=== Requirement ===
Check each line of the records below for the word "color" and copy those where it appears.

=== Records provided ===
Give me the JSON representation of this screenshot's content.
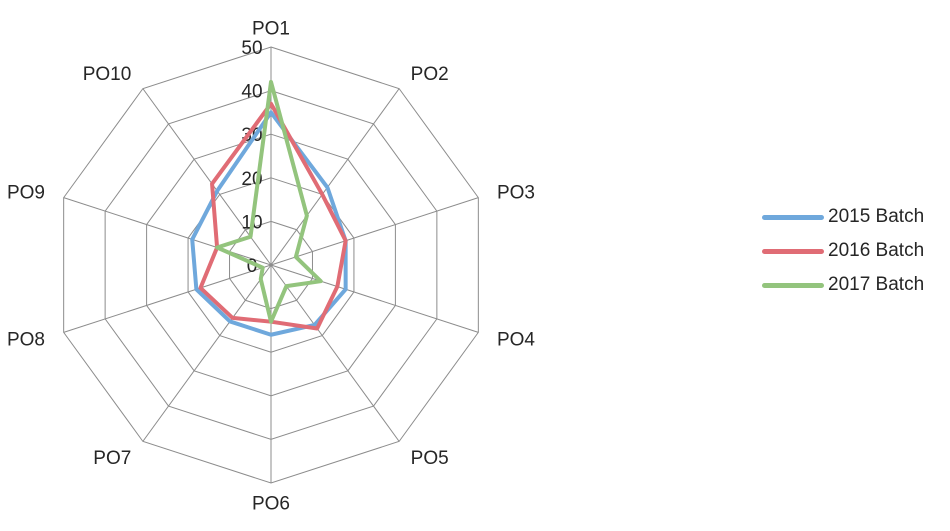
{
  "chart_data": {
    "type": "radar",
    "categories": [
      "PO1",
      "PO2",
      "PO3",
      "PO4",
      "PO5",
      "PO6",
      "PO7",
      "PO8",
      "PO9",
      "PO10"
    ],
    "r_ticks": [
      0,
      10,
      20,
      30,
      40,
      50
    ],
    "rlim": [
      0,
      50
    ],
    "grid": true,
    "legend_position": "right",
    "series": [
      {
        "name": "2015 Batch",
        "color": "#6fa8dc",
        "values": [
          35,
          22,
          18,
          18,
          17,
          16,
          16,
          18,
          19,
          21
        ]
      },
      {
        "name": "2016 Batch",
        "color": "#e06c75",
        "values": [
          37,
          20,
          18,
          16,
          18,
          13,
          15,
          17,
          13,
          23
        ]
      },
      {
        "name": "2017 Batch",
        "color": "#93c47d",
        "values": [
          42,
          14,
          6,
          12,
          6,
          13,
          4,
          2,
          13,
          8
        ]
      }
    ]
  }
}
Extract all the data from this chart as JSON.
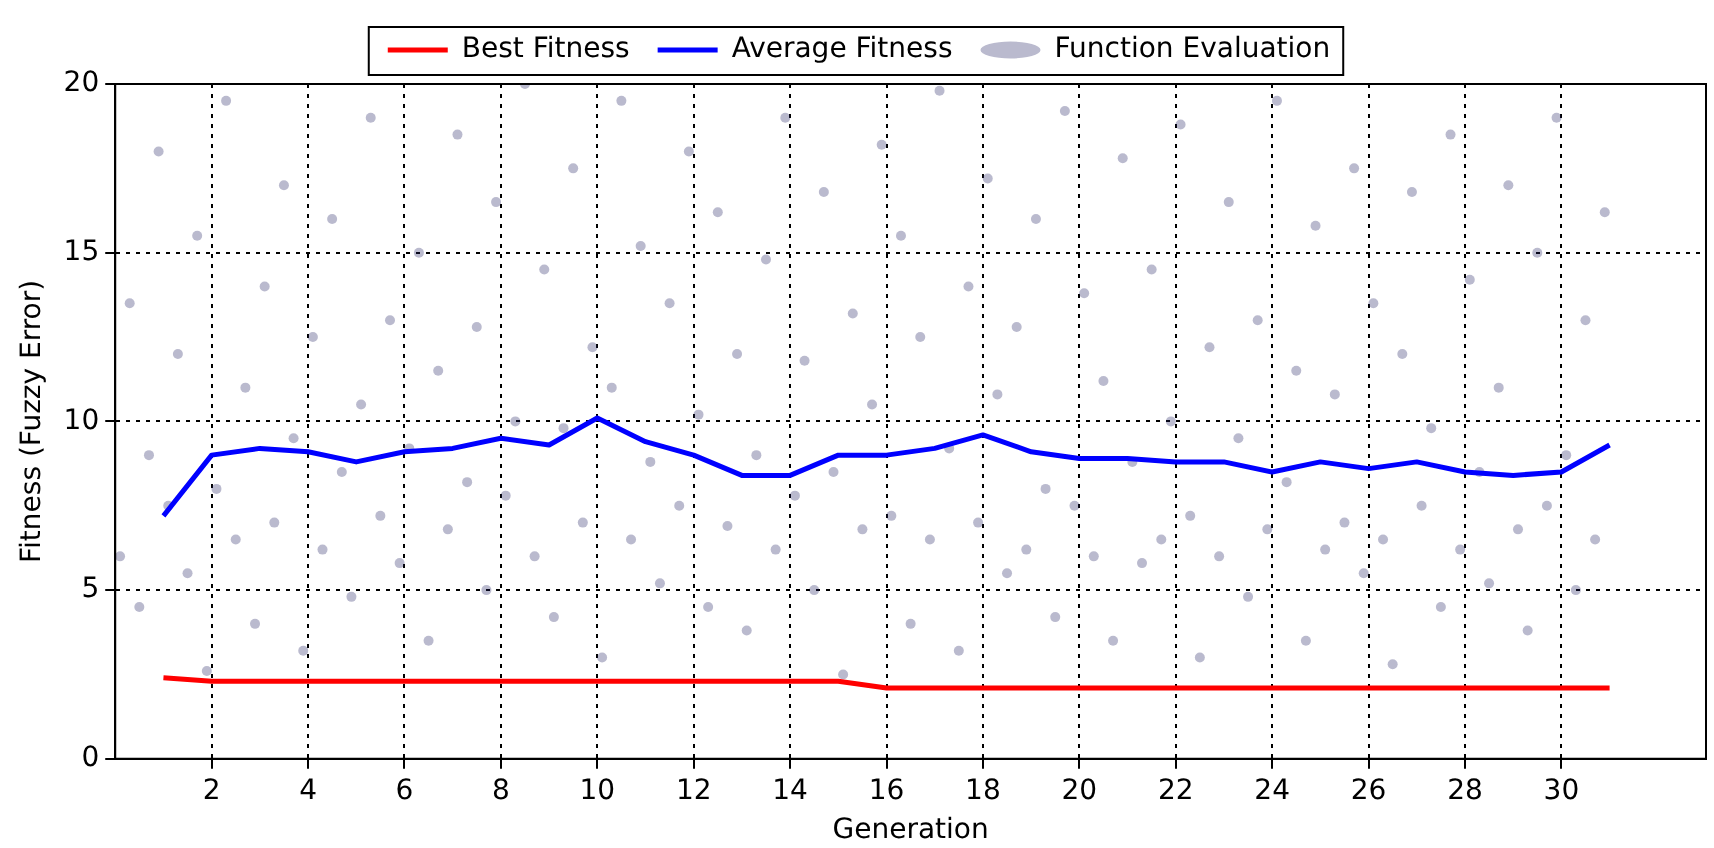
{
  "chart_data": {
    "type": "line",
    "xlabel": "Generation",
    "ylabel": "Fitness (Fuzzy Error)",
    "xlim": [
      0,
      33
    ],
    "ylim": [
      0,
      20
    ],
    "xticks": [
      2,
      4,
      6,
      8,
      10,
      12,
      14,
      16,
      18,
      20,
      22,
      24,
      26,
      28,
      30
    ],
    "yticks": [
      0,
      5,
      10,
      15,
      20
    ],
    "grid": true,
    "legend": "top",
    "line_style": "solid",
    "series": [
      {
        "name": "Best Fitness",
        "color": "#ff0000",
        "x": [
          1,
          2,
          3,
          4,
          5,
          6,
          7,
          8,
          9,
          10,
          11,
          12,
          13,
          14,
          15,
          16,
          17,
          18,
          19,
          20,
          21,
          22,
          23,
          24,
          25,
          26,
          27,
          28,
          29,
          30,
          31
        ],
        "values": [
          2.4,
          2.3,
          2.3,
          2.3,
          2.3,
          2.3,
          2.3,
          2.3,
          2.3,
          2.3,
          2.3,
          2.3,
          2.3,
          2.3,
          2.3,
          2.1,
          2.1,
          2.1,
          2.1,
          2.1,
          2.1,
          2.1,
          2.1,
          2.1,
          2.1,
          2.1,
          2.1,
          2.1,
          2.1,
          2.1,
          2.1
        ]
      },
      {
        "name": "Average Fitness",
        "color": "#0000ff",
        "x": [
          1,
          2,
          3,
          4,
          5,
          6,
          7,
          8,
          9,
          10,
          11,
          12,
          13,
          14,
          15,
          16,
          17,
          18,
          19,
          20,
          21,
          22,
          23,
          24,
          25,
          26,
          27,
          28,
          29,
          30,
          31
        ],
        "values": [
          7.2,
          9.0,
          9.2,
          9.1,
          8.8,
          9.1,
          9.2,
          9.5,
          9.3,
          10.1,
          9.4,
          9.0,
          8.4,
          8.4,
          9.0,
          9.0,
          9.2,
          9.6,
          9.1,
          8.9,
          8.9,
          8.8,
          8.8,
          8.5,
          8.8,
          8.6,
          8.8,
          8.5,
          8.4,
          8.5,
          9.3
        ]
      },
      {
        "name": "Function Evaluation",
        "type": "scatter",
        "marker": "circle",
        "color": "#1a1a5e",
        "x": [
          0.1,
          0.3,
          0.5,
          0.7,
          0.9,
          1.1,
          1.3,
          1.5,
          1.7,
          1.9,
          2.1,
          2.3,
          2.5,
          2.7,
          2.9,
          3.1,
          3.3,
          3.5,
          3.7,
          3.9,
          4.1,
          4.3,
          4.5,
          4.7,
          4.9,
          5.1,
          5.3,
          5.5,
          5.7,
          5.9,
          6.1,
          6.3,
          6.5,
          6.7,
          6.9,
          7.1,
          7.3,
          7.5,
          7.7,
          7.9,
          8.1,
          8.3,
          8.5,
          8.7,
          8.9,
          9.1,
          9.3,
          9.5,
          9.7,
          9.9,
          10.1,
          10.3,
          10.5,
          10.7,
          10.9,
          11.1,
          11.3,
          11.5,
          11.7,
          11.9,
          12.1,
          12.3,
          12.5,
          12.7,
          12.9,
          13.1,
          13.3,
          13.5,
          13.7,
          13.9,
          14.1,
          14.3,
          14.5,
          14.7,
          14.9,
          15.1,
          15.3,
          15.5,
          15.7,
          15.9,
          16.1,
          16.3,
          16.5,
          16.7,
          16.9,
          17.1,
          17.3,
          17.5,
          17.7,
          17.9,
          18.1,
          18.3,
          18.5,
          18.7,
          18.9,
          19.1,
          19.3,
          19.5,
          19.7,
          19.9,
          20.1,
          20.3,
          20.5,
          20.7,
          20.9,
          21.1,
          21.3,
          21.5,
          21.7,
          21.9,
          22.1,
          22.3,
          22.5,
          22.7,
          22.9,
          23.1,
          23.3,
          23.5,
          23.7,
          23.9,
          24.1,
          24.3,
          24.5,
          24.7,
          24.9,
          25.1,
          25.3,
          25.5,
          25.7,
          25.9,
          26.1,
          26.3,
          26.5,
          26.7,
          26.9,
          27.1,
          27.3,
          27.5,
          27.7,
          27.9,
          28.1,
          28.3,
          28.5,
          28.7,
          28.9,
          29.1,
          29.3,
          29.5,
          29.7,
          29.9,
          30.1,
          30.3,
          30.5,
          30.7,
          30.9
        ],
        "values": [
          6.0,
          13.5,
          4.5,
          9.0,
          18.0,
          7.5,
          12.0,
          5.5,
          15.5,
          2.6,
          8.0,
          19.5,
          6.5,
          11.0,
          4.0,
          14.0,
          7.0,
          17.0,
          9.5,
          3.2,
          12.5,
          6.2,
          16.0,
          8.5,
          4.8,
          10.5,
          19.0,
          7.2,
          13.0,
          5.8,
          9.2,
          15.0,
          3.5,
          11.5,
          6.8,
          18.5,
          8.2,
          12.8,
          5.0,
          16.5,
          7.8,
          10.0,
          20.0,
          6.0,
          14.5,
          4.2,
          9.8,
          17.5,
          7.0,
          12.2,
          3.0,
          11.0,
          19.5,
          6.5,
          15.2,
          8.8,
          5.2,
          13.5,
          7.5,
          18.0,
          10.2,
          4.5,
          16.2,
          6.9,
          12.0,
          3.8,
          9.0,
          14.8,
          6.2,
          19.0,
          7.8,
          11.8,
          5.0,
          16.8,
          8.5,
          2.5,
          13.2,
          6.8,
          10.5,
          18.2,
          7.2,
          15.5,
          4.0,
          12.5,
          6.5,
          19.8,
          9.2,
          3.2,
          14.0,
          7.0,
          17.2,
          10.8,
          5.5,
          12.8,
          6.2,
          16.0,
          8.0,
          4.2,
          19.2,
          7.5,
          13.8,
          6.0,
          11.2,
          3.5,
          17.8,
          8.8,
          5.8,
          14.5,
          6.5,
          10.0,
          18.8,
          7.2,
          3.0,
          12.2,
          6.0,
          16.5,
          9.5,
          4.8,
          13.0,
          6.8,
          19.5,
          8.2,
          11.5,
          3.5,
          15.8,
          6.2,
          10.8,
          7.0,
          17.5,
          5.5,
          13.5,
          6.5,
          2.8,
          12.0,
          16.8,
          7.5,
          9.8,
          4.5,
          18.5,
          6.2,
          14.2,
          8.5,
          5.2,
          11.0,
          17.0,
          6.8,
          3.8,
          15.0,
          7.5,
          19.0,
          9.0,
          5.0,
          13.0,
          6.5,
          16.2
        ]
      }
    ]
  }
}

=== The solution ===
        "color": "#6fa8dc",
        "color": "#e06c75",
        "color": "#93c47d",
        "color": "#ff0000",
        "color": "#0000ff",
        "color": "#1a1a5e",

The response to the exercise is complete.